■ **Exercise task**
Only lines with the word "name" are needed; collect each of them from the listing below.

[start of Material shown]

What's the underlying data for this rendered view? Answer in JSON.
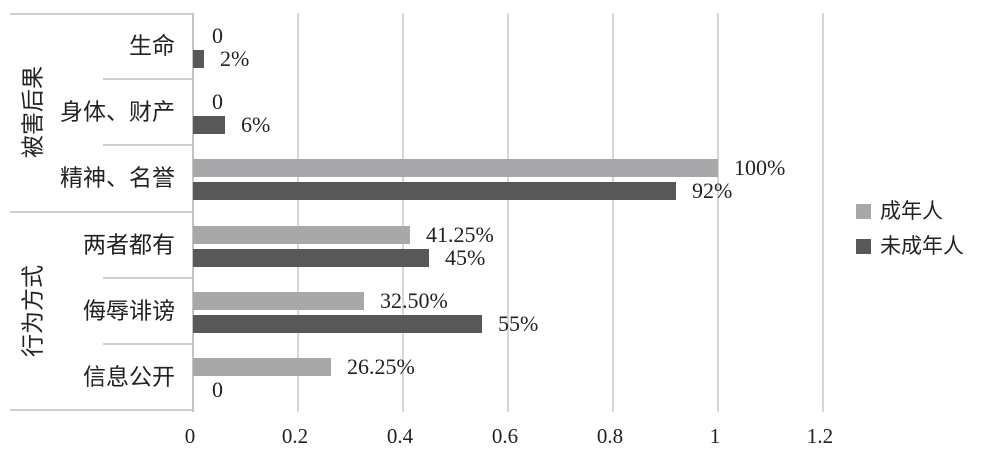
{
  "chart_data": {
    "type": "bar",
    "orientation": "horizontal",
    "axis_groups": [
      {
        "label": "被害后果",
        "categories": [
          "生命",
          "身体、财产",
          "精神、名誉"
        ]
      },
      {
        "label": "行为方式",
        "categories": [
          "两者都有",
          "侮辱诽谤",
          "信息公开"
        ]
      }
    ],
    "categories": [
      "生命",
      "身体、财产",
      "精神、名誉",
      "两者都有",
      "侮辱诽谤",
      "信息公开"
    ],
    "series": [
      {
        "name": "成年人",
        "color": "#a8a8ab",
        "values": [
          0,
          0,
          1,
          0.4125,
          0.325,
          0.2625
        ],
        "data_labels": [
          "0",
          "0",
          "100%",
          "41.25%",
          "32.50%",
          "26.25%"
        ]
      },
      {
        "name": "未成年人",
        "color": "#58585a",
        "values": [
          0.02,
          0.06,
          0.92,
          0.45,
          0.55,
          0
        ],
        "data_labels": [
          "2%",
          "6%",
          "92%",
          "45%",
          "55%",
          "0"
        ]
      }
    ],
    "x_axis": {
      "min": 0,
      "max": 1.2,
      "ticks": [
        {
          "label": "0",
          "value": 0
        },
        {
          "label": "0.2",
          "value": 0.2
        },
        {
          "label": "0.4",
          "value": 0.4
        },
        {
          "label": "0.6",
          "value": 0.6
        },
        {
          "label": "0.8",
          "value": 0.8
        },
        {
          "label": "1",
          "value": 1
        },
        {
          "label": "1.2",
          "value": 1.2
        }
      ]
    },
    "legend": {
      "position": "right",
      "entries": [
        "成年人",
        "未成年人"
      ]
    },
    "grid": true,
    "colors": {
      "gridline": "#d6d6d6",
      "axis_line": "#c4c4c4",
      "label_border": "#cfcfcf",
      "text": "#222222",
      "background": "#ffffff"
    }
  }
}
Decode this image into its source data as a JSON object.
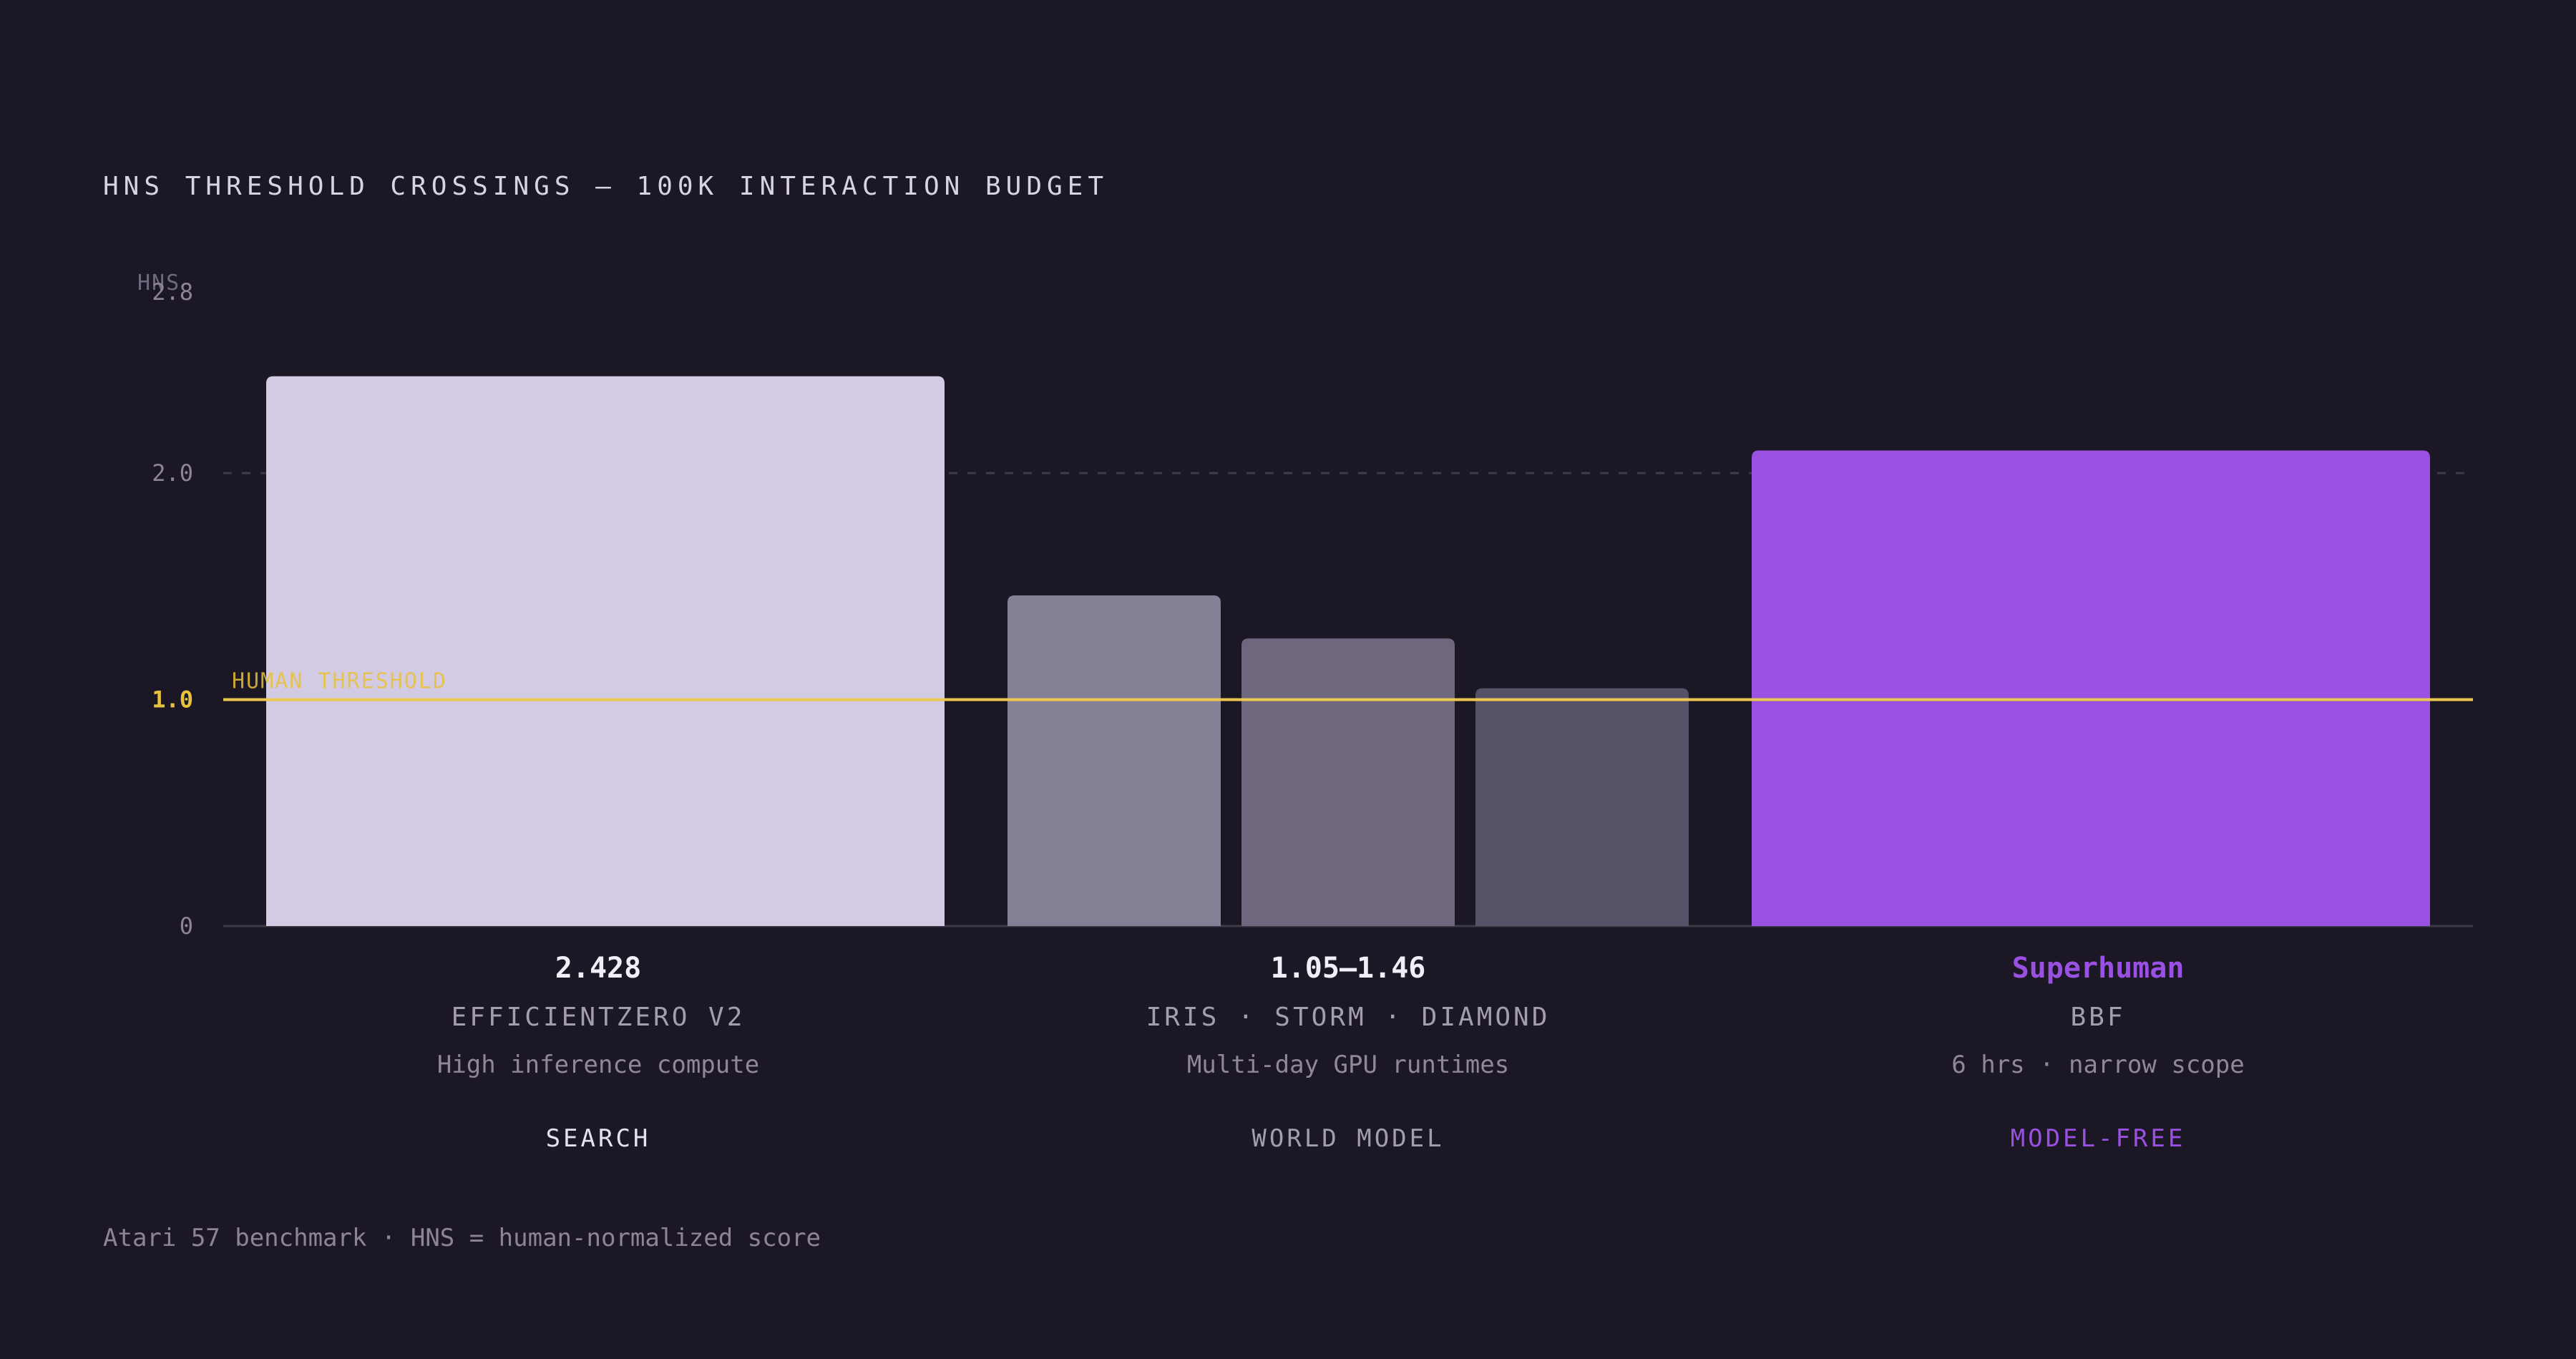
{
  "title": "HNS THRESHOLD CROSSINGS — 100K INTERACTION BUDGET",
  "footer": "Atari 57 benchmark · HNS = human-normalized score",
  "colors": {
    "background": "#1b1725",
    "search": "#d3cbe3",
    "world_model_1": "#868096",
    "world_model_2": "#6e677e",
    "world_model_3": "#575168",
    "model_free": "#9a50e0",
    "threshold": "#e8c23a",
    "grid": "#3f3a4c",
    "axis_text": "#8c8599"
  },
  "chart_data": {
    "type": "bar",
    "ylabel": "HNS",
    "ylim": [
      0,
      2.8
    ],
    "yticks": [
      {
        "value": 0,
        "label": "0"
      },
      {
        "value": 1.0,
        "label": "1.0"
      },
      {
        "value": 2.0,
        "label": "2.0"
      },
      {
        "value": 2.8,
        "label": "2.8"
      }
    ],
    "threshold": {
      "value": 1.0,
      "label": "HUMAN THRESHOLD"
    },
    "reference_line": {
      "value": 2.0,
      "style": "dashed"
    },
    "groups": [
      {
        "key": "search",
        "value_label": "2.428",
        "name": "EFFICIENTZERO V2",
        "note": "High inference compute",
        "category": "SEARCH",
        "bars": [
          {
            "value": 2.428,
            "color": "#d3cbe3"
          }
        ]
      },
      {
        "key": "world-model",
        "value_label": "1.05–1.46",
        "name": "IRIS · STORM · DIAMOND",
        "note": "Multi-day GPU runtimes",
        "category": "WORLD MODEL",
        "bars": [
          {
            "value": 1.46,
            "color": "#868096"
          },
          {
            "value": 1.27,
            "color": "#6e677e"
          },
          {
            "value": 1.05,
            "color": "#575168"
          }
        ]
      },
      {
        "key": "model-free",
        "value_label": "Superhuman",
        "name": "BBF",
        "note": "6 hrs · narrow scope",
        "category": "MODEL-FREE",
        "bars": [
          {
            "value": 2.1,
            "color": "#9a50e0"
          }
        ]
      }
    ]
  }
}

[end of Material shown]

■ **Solution to the exercise**
        "name": "成年人",
        "name": "未成年人",
        "name": "EFFICIENTZERO V2",
        "name": "IRIS · STORM · DIAMOND",
        "name": "BBF",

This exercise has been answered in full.